● WHAT IS ASKED
Give the count of lines in the data that include "chevron", with no other words.

● RECORDED INFORMATION
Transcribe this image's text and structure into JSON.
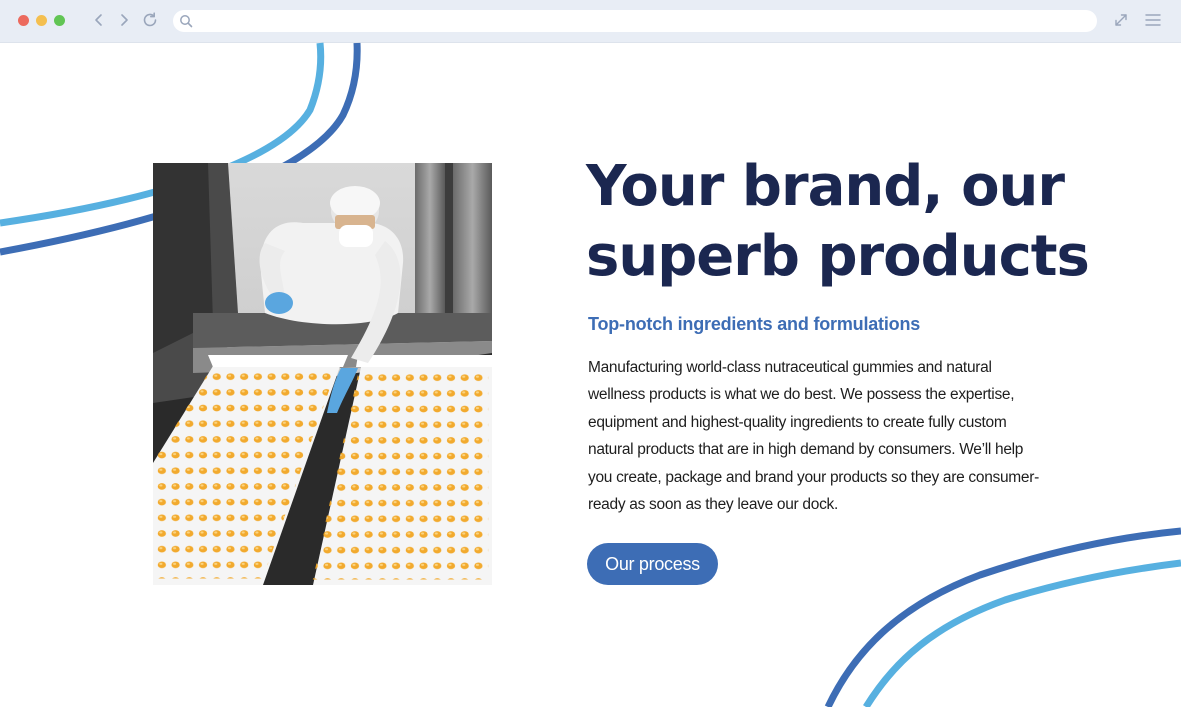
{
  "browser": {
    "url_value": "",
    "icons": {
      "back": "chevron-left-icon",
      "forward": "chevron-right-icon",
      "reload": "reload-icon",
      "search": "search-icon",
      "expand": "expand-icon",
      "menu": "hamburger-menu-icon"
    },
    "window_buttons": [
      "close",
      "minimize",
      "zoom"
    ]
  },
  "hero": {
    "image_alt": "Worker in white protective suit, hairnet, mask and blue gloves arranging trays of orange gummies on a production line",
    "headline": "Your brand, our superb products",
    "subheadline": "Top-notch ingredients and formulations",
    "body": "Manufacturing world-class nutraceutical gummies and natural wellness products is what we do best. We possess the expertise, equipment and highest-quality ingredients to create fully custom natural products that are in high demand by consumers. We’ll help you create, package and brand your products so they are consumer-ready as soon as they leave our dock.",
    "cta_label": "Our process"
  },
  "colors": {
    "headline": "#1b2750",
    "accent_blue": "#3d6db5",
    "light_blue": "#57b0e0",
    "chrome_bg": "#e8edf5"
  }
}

● COMPLETE OUTPUT
2